What is being asked: Go through the data below. List every line that holds the word "ylabel".

Supplied information:

· · · · ·

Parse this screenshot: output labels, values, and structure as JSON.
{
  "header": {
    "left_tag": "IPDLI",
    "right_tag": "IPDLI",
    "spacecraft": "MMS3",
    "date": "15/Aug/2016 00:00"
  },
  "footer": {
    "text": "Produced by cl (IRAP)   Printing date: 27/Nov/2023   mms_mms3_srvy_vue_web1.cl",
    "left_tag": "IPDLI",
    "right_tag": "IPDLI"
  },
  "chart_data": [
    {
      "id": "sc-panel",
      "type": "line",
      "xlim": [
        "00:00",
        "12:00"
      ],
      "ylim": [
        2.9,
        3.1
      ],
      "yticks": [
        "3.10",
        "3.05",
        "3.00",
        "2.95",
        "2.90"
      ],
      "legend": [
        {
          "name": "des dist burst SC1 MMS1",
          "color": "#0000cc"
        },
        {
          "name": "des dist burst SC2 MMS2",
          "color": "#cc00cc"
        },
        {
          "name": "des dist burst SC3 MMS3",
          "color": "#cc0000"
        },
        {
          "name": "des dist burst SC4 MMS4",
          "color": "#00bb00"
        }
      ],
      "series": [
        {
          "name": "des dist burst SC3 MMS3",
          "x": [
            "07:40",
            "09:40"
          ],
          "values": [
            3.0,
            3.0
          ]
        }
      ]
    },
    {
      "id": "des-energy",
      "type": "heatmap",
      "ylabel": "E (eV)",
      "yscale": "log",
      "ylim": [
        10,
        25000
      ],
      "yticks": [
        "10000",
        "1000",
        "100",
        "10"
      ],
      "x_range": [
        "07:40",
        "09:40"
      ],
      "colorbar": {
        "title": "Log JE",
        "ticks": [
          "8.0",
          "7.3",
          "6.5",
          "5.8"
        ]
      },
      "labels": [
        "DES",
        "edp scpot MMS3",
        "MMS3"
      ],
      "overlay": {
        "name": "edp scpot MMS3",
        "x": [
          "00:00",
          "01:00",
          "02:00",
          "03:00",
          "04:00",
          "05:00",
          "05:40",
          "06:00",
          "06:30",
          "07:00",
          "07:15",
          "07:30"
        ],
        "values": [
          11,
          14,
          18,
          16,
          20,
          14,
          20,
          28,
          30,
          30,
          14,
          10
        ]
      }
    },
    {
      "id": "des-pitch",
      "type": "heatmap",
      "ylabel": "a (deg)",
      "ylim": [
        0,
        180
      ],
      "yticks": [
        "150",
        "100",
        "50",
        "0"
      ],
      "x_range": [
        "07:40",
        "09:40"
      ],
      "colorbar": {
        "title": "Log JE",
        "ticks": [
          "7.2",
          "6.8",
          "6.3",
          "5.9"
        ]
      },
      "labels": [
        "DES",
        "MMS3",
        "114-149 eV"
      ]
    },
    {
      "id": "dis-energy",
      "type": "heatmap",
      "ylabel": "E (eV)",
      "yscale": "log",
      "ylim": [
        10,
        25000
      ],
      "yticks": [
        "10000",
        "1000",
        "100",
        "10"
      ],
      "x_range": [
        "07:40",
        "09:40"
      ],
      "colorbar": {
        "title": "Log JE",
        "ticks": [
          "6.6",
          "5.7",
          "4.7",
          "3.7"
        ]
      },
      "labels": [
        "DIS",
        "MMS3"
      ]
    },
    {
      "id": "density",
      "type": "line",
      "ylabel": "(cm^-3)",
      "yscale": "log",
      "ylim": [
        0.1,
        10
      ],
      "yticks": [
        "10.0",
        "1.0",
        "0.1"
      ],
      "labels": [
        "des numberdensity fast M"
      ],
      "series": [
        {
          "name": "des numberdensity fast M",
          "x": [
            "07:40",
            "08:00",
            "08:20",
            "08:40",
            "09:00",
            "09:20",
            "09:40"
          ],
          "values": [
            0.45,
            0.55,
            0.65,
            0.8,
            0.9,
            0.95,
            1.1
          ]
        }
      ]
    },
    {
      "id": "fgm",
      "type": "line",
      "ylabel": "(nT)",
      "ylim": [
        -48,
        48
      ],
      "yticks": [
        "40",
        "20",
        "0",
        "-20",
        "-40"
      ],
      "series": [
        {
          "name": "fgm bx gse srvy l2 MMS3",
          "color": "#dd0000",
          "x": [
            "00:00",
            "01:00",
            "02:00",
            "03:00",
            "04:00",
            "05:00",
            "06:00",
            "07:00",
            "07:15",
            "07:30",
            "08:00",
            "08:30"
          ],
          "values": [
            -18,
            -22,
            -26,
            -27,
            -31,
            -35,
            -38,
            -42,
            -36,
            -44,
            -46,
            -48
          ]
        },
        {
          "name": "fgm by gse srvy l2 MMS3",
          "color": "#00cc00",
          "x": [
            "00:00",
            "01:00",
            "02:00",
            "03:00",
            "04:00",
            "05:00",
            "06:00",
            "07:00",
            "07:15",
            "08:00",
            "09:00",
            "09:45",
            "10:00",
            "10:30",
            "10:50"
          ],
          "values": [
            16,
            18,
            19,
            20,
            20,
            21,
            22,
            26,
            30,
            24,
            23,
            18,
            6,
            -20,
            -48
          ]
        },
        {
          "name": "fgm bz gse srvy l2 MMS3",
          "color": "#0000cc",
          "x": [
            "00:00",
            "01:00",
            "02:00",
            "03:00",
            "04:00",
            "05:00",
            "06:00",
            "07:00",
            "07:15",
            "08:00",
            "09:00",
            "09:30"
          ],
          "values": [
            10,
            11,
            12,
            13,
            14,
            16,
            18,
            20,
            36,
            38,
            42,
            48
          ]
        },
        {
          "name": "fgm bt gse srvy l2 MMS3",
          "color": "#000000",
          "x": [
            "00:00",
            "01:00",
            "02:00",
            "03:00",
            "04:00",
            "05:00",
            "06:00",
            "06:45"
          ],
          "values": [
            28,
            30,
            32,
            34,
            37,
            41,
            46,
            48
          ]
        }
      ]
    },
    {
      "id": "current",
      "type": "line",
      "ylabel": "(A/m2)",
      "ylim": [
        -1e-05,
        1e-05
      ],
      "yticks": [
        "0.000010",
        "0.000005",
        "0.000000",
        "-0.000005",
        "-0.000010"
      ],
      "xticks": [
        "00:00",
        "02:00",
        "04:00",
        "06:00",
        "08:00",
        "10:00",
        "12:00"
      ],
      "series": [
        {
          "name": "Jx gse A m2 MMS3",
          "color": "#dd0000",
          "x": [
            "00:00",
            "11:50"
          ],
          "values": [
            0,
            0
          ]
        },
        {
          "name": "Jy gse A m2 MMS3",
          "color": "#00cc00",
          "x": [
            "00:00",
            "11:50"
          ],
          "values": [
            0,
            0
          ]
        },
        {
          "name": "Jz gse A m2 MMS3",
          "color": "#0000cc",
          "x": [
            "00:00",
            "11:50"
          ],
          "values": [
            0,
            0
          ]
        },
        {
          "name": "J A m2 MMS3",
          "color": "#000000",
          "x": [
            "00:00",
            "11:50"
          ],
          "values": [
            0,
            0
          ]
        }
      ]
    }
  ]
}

· · · · ·

Solution for this problem:
      "ylabel": "E (eV)",
      "ylabel": "a (deg)",
      "ylabel": "E (eV)",
      "ylabel": "(cm^-3)",
      "ylabel": "(nT)",
      "ylabel": "(A/m2)",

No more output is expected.